▸ **INSTRUCTIONS TO FOLLOW**: Your task is to reproduce the entries below word for word.

— start DATA RECORDS —

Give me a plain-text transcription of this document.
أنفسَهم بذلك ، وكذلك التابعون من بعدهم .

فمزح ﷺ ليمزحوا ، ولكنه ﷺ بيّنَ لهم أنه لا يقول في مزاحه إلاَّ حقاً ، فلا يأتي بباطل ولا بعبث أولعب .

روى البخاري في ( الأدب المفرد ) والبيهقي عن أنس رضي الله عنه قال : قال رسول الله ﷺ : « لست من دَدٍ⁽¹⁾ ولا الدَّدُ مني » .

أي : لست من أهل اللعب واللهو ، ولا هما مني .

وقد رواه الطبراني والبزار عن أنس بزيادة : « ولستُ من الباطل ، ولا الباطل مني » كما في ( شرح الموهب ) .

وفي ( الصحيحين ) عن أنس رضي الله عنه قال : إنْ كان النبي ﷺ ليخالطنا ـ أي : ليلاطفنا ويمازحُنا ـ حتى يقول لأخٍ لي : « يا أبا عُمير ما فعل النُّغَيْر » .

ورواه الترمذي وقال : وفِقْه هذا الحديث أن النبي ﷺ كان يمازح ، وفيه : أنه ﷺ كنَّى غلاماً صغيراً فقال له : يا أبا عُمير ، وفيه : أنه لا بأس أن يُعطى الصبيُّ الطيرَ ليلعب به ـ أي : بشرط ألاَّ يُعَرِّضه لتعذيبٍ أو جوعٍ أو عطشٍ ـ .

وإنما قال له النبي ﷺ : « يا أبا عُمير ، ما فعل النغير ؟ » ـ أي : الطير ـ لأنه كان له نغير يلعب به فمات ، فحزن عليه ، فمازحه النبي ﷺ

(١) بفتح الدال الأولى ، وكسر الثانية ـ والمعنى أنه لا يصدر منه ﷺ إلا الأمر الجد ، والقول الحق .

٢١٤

— end DATA RECORDS —

▸ **RESULT OF THE EXERCISE**:
Give me a plain-text transcription of this document.
أنفسَهم بذلك ، وكذلك التابعون من بعدهم .

فمزح ﷺ ليمزحوا ، ولكنه ﷺ بيّنَ لهم أنه لا يقول في مزاحه إلاَّ حقاً ، فلا يأتي بباطل ولا بعبث أولعب .

روى البخاري في ( الأدب المفرد ) والبيهقي عن أنس رضي الله عنه قال : قال رسول الله ﷺ : « لست من دَدٍ⁽¹⁾ ولا الدَّدُ مني » .

أي : لست من أهل اللعب واللهو ، ولا هما مني .

وقد رواه الطبراني والبزار عن أنس بزيادة : « ولستُ من الباطل ، ولا الباطل مني » كما في ( شرح الموهب ) .

وفي ( الصحيحين ) عن أنس رضي الله عنه قال : إنْ كان النبي ﷺ ليخالطنا ـ أي : ليلاطفنا ويمازحُنا ـ حتى يقول لأخٍ لي : « يا أبا عُمير ما فعل النُّغَيْر » .

ورواه الترمذي وقال : وفِقْه هذا الحديث أن النبي ﷺ كان يمازح ، وفيه : أنه ﷺ كنَّى غلاماً صغيراً فقال له : يا أبا عُمير ، وفيه : أنه لا بأس أن يُعطى الصبيُّ الطيرَ ليلعب به ـ أي : بشرط ألاَّ يُعَرِّضه لتعذيبٍ أو جوعٍ أو عطشٍ ـ .

وإنما قال له النبي ﷺ : « يا أبا عُمير ، ما فعل النغير ؟ » ـ أي : الطير ـ لأنه كان له نغير يلعب به فمات ، فحزن عليه ، فمازحه النبي ﷺ

(١) بفتح الدال الأولى ، وكسر الثانية ـ والمعنى أنه لا يصدر منه ﷺ إلا الأمر الجد ، والقول الحق .

٢١٤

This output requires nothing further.